SET PROBLEM: Every line holding the string "DRIVE" should be gathered.

__________________________________________________

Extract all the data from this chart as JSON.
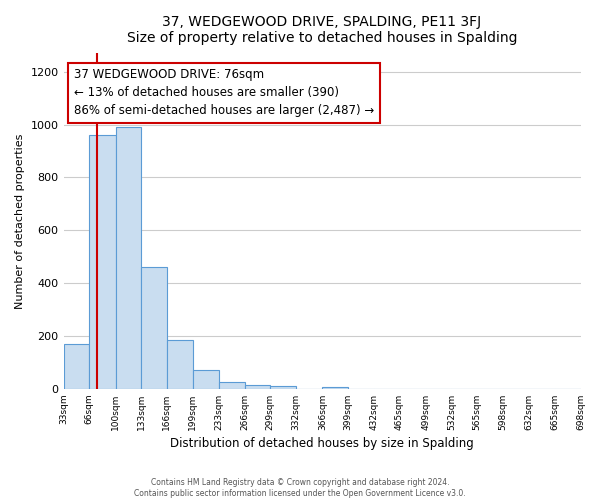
{
  "title": "37, WEDGEWOOD DRIVE, SPALDING, PE11 3FJ",
  "subtitle": "Size of property relative to detached houses in Spalding",
  "xlabel": "Distribution of detached houses by size in Spalding",
  "ylabel": "Number of detached properties",
  "bar_edges": [
    33,
    66,
    100,
    133,
    166,
    199,
    233,
    266,
    299,
    332,
    366,
    399,
    432,
    465,
    499,
    532,
    565,
    598,
    632,
    665,
    698
  ],
  "bar_heights": [
    170,
    960,
    990,
    460,
    185,
    70,
    25,
    15,
    12,
    0,
    8,
    0,
    0,
    0,
    0,
    0,
    0,
    0,
    0,
    0
  ],
  "bar_color": "#c9ddf0",
  "bar_edge_color": "#5b9bd5",
  "property_line_x": 76,
  "property_line_color": "#cc0000",
  "annotation_line1": "37 WEDGEWOOD DRIVE: 76sqm",
  "annotation_line2": "← 13% of detached houses are smaller (390)",
  "annotation_line3": "86% of semi-detached houses are larger (2,487) →",
  "annotation_box_color": "#cc0000",
  "annotation_text_fontsize": 8.5,
  "ylim": [
    0,
    1270
  ],
  "yticks": [
    0,
    200,
    400,
    600,
    800,
    1000,
    1200
  ],
  "background_color": "#ffffff",
  "plot_bg_color": "#ffffff",
  "grid_color": "#cccccc",
  "footer_line1": "Contains HM Land Registry data © Crown copyright and database right 2024.",
  "footer_line2": "Contains public sector information licensed under the Open Government Licence v3.0.",
  "tick_labels": [
    "33sqm",
    "66sqm",
    "100sqm",
    "133sqm",
    "166sqm",
    "199sqm",
    "233sqm",
    "266sqm",
    "299sqm",
    "332sqm",
    "366sqm",
    "399sqm",
    "432sqm",
    "465sqm",
    "499sqm",
    "532sqm",
    "565sqm",
    "598sqm",
    "632sqm",
    "665sqm",
    "698sqm"
  ]
}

__________________________________________________

REPLY TO THE TASK:
  "title": "37, WEDGEWOOD DRIVE, SPALDING, PE11 3FJ",
  "annotation_line1": "37 WEDGEWOOD DRIVE: 76sqm",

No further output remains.